→ DIRECTIVE
Where a line of the material contains the string "with", copy that line.

→ WORKING DATA
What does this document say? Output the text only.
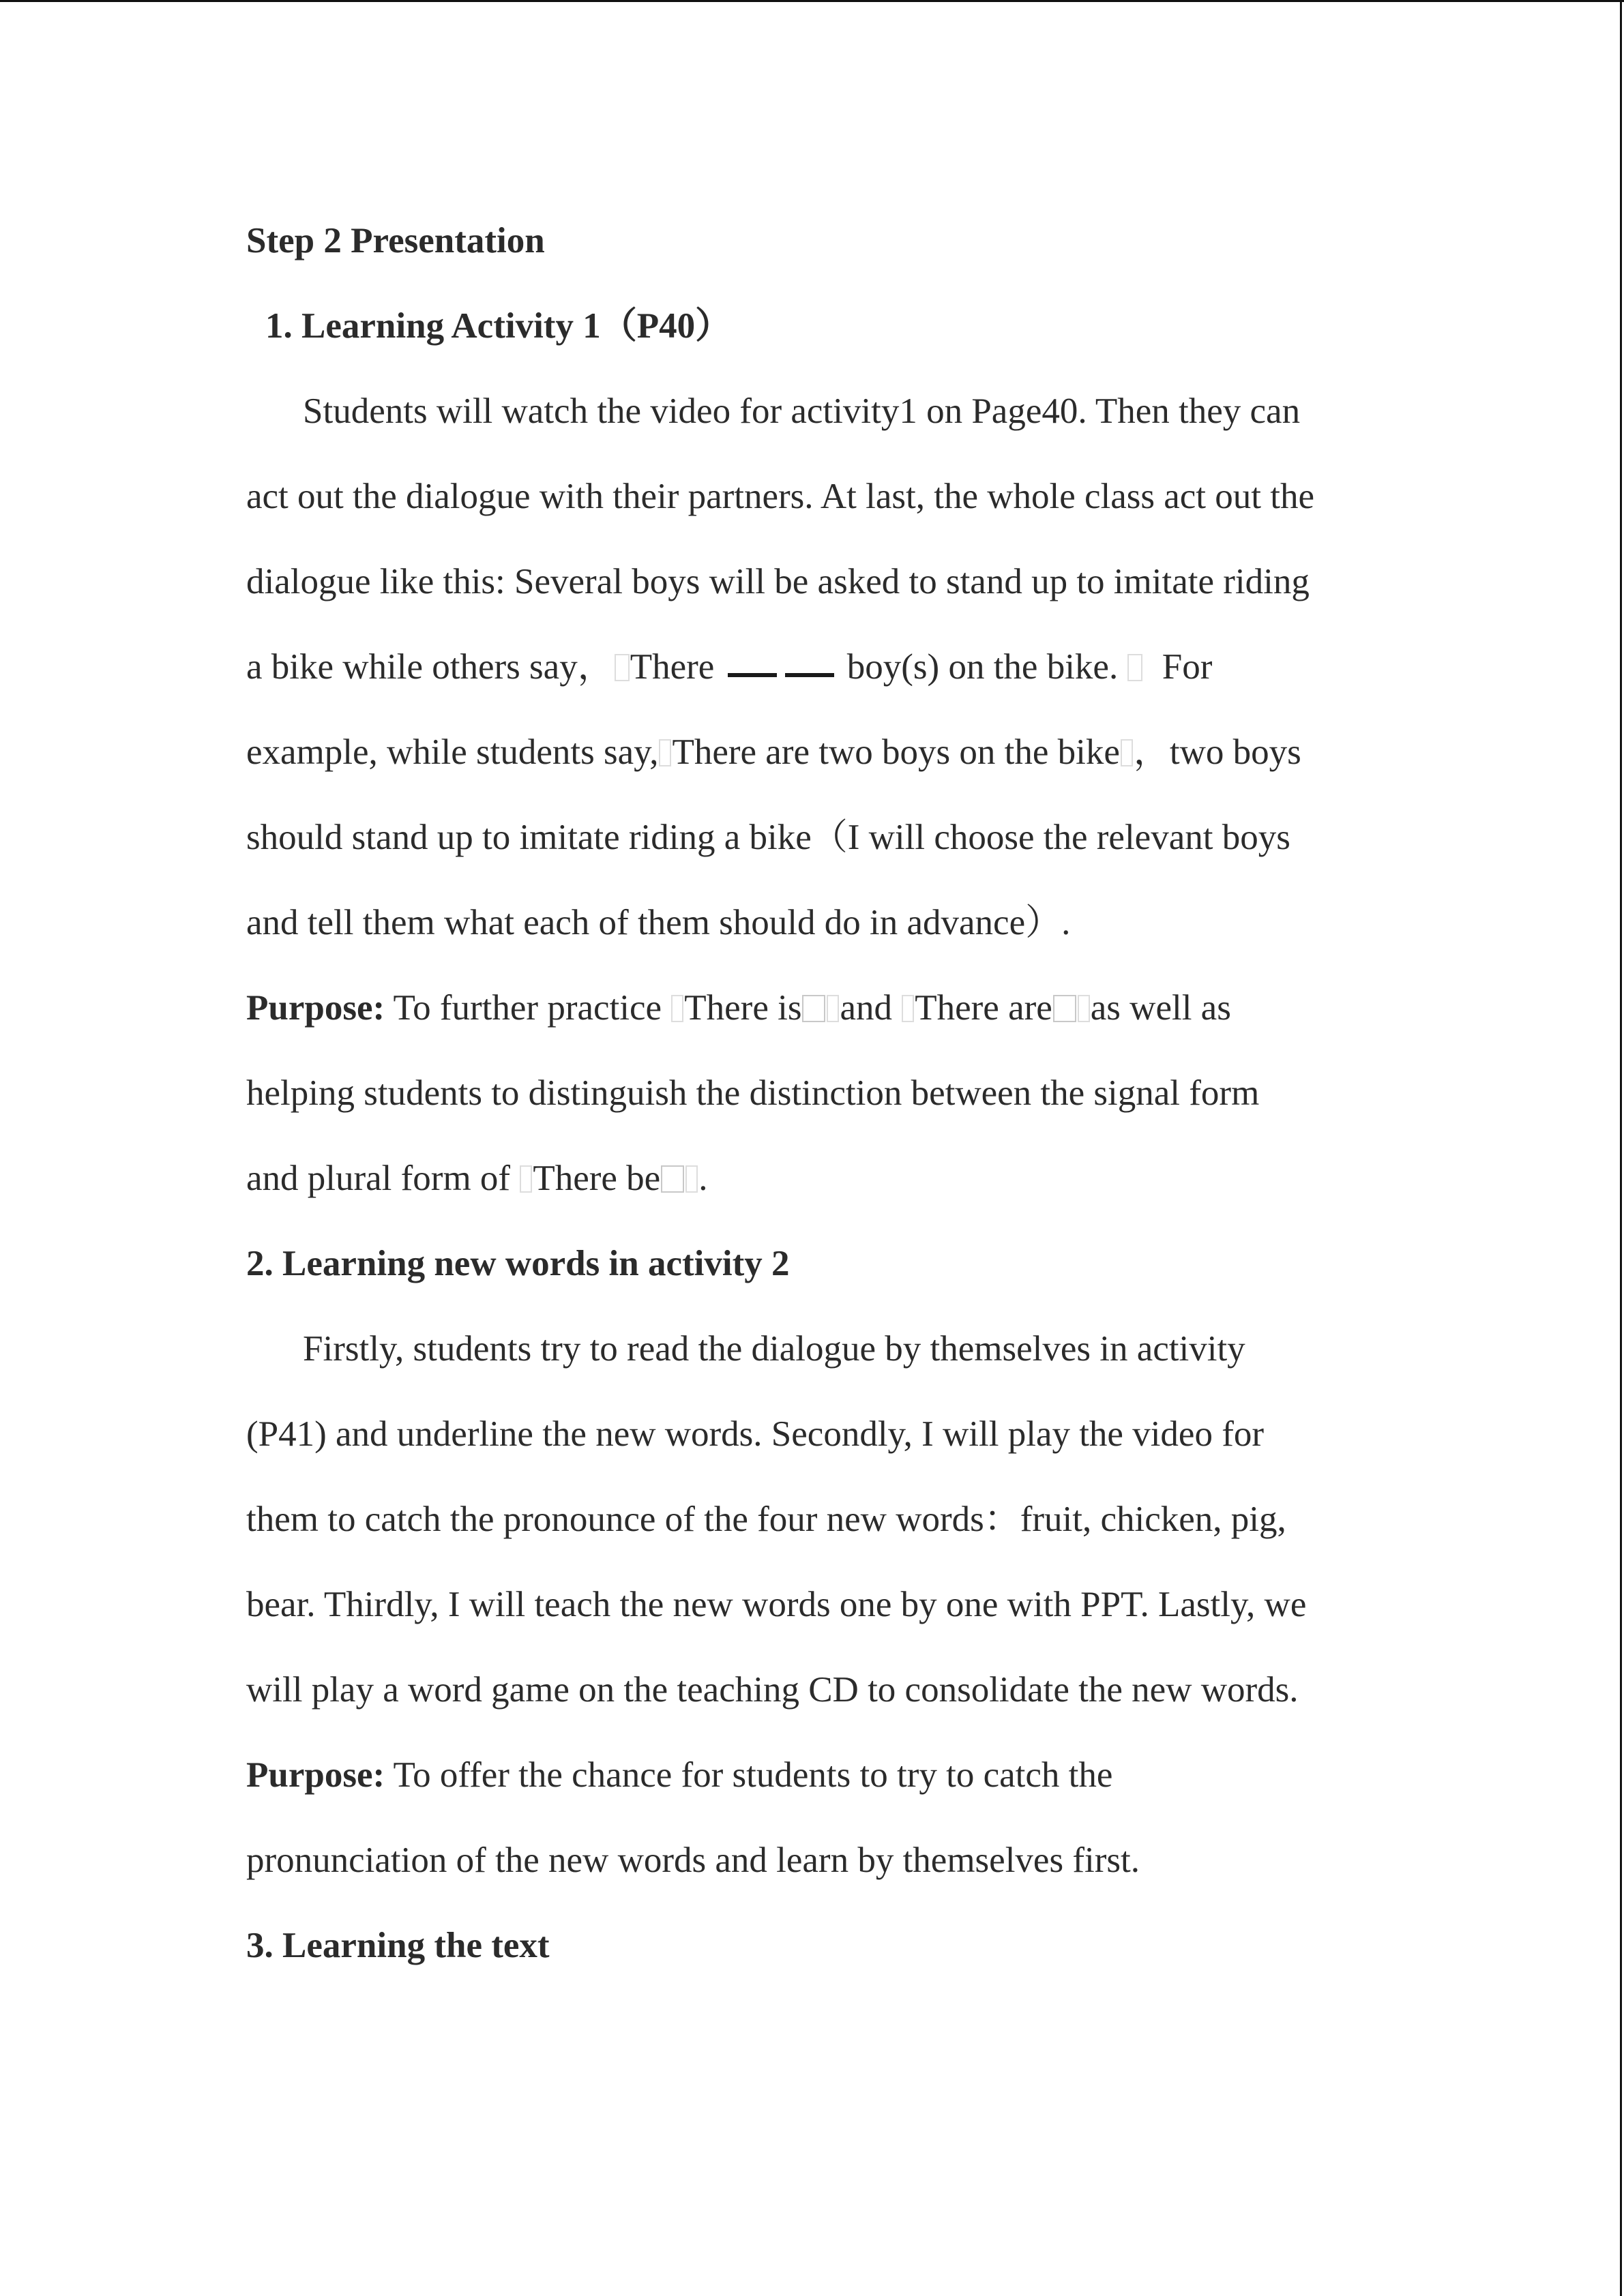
Step 2 Presentation
1. Learning Activity 1（P40）
Students will watch the video for activity1 on Page40. Then they can
act out the dialogue with their partners. At last, the whole class act out the
dialogue like this: Several boys will be asked to stand up to imitate riding
a bike while others say， There	boy(s) on the bike. For
example, while students say, There are two boys on the bike ，two boys
should stand up to imitate riding a bike（I will choose the relevant boys
and tell them what each of them should do in advance）.
Purpose: To further practice There is and There are as well as
helping students to distinguish the distinction between the signal form
and plural form of There be .
2. Learning new words in activity 2
Firstly, students try to read the dialogue by themselves in activity
(P41) and underline the new words. Secondly, I will play the video for
them to catch the pronounce of the four new words：fruit, chicken, pig,
bear. Thirdly, I will teach the new words one by one with PPT. Lastly, we
will play a word game on the teaching CD to consolidate the new words.
Purpose: To offer the chance for students to try to catch the
pronunciation of the new words and learn by themselves first.
3. Learning the text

→ COMPLETED TASK
act out the dialogue with their partners. At last, the whole class act out the
bear. Thirdly, I will teach the new words one by one with PPT. Lastly, we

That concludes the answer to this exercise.